TASK INPUT:

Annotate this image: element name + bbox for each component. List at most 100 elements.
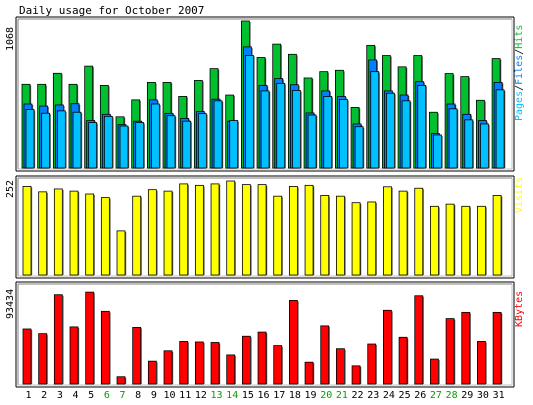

==

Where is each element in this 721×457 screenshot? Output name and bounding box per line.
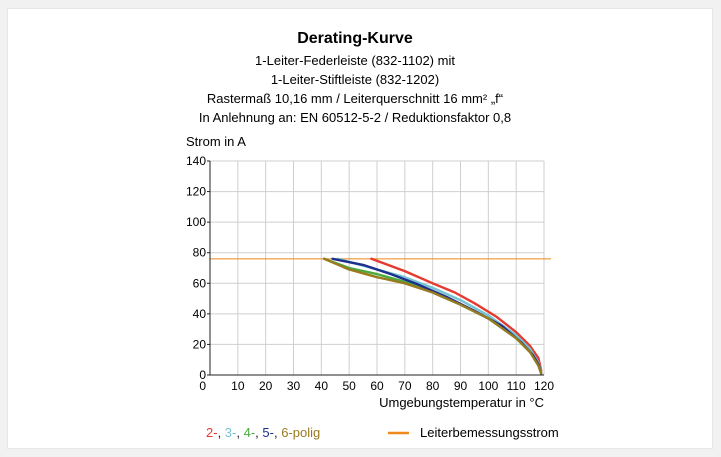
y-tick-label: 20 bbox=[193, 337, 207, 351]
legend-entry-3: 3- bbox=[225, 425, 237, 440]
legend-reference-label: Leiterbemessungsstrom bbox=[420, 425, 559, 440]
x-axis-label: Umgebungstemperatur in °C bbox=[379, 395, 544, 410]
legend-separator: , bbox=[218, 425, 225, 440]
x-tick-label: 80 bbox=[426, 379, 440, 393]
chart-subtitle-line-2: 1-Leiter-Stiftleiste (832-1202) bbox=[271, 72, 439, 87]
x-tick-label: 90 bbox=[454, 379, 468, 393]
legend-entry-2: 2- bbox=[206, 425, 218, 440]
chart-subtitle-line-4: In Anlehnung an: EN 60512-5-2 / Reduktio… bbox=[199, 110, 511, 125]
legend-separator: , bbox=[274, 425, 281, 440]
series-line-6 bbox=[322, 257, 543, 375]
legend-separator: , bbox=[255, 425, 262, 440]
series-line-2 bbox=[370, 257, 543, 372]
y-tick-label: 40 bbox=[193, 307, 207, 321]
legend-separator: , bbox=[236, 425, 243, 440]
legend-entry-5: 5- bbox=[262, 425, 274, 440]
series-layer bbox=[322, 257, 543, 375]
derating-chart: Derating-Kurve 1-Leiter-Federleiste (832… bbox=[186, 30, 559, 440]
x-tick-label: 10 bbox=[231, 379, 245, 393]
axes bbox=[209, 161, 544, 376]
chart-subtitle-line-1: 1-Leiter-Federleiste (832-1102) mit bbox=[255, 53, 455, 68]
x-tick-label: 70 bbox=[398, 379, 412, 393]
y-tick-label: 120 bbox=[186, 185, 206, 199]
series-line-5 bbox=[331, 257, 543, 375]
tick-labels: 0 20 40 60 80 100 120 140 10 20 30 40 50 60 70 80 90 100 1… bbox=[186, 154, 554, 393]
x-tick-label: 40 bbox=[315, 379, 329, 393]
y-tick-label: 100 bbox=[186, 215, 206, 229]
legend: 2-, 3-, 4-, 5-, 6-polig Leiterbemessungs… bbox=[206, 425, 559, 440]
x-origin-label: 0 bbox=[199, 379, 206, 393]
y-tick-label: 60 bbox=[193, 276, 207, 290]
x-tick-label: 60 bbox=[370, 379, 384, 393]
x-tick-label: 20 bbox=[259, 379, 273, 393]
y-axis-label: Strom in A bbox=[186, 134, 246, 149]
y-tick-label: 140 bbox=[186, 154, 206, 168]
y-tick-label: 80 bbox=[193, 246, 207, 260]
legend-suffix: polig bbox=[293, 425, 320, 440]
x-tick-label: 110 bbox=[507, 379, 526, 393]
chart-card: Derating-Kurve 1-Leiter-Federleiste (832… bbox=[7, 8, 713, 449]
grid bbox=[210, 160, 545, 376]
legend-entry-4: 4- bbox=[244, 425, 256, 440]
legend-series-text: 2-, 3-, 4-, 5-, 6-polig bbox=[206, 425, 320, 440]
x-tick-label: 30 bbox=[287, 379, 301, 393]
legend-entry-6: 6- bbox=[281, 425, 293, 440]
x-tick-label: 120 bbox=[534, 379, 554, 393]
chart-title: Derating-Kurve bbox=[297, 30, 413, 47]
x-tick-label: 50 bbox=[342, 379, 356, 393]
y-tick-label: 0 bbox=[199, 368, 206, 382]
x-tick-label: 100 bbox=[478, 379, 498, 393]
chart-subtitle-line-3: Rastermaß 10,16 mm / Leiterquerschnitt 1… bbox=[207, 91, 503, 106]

WHAT THE TASK ASKS:
Write out every line of the data, word for word, from the one containing "Where is each" down to the one containing "series-line-5 bbox=[331, 257, 543, 375]", including both of those lines. Leave the pictures out.

EXERCISE RESPONSE:
Where is each element in this 721×457 screenshot? Output name and bounding box per line.
y-tick-label: 20 bbox=[193, 337, 207, 351]
legend-entry-3: 3- bbox=[225, 425, 237, 440]
legend-reference-label: Leiterbemessungsstrom bbox=[420, 425, 559, 440]
x-axis-label: Umgebungstemperatur in °C bbox=[379, 395, 544, 410]
legend-separator: , bbox=[218, 425, 225, 440]
x-tick-label: 80 bbox=[426, 379, 440, 393]
chart-subtitle-line-2: 1-Leiter-Stiftleiste (832-1202) bbox=[271, 72, 439, 87]
x-tick-label: 90 bbox=[454, 379, 468, 393]
legend-entry-2: 2- bbox=[206, 425, 218, 440]
chart-subtitle-line-4: In Anlehnung an: EN 60512-5-2 / Reduktio… bbox=[199, 110, 511, 125]
legend-separator: , bbox=[274, 425, 281, 440]
series-line-6 bbox=[322, 257, 543, 375]
legend-separator: , bbox=[255, 425, 262, 440]
series-line-2 bbox=[370, 257, 543, 372]
y-tick-label: 40 bbox=[193, 307, 207, 321]
legend-separator: , bbox=[236, 425, 243, 440]
legend-entry-5: 5- bbox=[262, 425, 274, 440]
series-layer bbox=[322, 257, 543, 375]
derating-chart: Derating-Kurve 1-Leiter-Federleiste (832… bbox=[186, 30, 559, 440]
x-tick-label: 10 bbox=[231, 379, 245, 393]
axes bbox=[209, 161, 544, 376]
chart-subtitle-line-1: 1-Leiter-Federleiste (832-1102) mit bbox=[255, 53, 455, 68]
x-tick-label: 70 bbox=[398, 379, 412, 393]
y-tick-label: 120 bbox=[186, 185, 206, 199]
series-line-5 bbox=[331, 257, 543, 375]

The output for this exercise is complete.